— EXCERPT TO READ —
_ _ _ _ _ _ _

I believe his best novels are the ones in which King recognizes basic human fears and uses them relentlessly against his audience. When he began to simply write novels around a few kewl gory scenes, and do mean things simply for the sake of being mean (not to mention getting seriously long winded and losing some of his folksiness), he lost me as a regular reader.

The first movie based on a Stephen King novel I ever saw was Carrie. Apropos, eh? Note to the filmmakers: a bucket o' blood does not make a whole movie. Neither does 70 minutes of adolescent posturing and bitchiness. That wasn't at all what the novel had been about and, though I've been cynical about adaptations since seeing The Swiss Family Robinson in the theater as a child, it still bugs me when filmmakers lose EVERYTHING about a novel that works. The worst thing was, I was never scared. The novel made me think and it made me shiver. The movie did none of this. So, as far as I'm concerned, it sucked.

_ _ _ _ _ _ _

— MATERIAL TO PROCESS —

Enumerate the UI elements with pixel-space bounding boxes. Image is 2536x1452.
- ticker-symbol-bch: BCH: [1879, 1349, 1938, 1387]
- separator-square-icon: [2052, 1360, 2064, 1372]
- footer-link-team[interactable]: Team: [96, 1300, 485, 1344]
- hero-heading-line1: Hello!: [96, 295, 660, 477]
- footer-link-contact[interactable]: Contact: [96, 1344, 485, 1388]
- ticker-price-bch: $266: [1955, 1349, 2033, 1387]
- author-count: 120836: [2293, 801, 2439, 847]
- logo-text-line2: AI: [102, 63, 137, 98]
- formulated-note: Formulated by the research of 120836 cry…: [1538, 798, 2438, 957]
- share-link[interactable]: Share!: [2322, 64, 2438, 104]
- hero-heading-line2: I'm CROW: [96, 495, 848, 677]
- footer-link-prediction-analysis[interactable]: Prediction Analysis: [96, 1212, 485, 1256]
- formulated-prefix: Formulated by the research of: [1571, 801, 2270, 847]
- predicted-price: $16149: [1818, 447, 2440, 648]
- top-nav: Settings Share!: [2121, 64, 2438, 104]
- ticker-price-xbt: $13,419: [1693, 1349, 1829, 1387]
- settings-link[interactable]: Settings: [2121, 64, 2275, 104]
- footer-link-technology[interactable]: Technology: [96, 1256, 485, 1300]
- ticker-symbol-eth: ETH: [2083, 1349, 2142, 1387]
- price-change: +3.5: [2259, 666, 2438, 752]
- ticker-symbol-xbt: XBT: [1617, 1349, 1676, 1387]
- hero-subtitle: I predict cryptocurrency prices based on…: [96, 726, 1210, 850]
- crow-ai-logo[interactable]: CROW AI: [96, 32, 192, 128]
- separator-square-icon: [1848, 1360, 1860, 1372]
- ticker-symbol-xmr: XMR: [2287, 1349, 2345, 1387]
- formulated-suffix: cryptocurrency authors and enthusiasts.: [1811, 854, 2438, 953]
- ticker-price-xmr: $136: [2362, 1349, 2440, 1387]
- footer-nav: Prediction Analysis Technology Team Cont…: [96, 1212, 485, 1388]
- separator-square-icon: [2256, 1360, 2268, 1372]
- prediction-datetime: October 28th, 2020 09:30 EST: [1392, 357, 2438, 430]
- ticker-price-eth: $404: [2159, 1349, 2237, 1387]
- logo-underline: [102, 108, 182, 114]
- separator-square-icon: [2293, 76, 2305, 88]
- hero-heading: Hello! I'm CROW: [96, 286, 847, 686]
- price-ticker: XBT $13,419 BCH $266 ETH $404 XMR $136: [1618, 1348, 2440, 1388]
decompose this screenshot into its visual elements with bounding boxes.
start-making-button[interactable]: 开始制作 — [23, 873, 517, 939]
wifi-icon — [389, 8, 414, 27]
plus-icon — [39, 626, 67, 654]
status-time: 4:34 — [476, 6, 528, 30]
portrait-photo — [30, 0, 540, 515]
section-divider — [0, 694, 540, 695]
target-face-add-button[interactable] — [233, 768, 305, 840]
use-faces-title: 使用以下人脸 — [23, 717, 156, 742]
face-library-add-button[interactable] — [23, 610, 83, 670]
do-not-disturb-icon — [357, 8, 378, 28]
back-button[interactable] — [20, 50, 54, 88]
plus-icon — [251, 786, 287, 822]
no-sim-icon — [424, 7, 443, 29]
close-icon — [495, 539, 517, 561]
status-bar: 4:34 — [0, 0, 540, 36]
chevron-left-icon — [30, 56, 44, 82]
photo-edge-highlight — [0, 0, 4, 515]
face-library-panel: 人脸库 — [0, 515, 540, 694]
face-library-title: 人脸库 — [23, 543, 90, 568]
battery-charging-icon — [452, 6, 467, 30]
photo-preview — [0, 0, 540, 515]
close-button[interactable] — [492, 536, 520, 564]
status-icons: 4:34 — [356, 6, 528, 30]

_ _ _ _ _ _ _

— TASKS TO PERFORM —
• 1. From the Stephen King passage, copy the words starting at "I believe his" and ending at "a regular reader.".
• 2. Identify each line of the listing that holds the string "button", with case counting, and copy those lines.

— RESULTS OF THE EXERCISE —
• 1.
I believe his best novels are the ones in which King recognizes basic human fears and uses them relentlessly against his audience. When he began to simply write novels around a few kewl gory scenes, and do mean things simply for the sake of being mean (not to mention getting seriously long winded and losing some of his folksiness), he lost me as a regular reader.

• 2.
start-making-button[interactable]: 开始制作 — [23, 873, 517, 939]
target-face-add-button[interactable] — [233, 768, 305, 840]
face-library-add-button[interactable] — [23, 610, 83, 670]
back-button[interactable] — [20, 50, 54, 88]
close-button[interactable] — [492, 536, 520, 564]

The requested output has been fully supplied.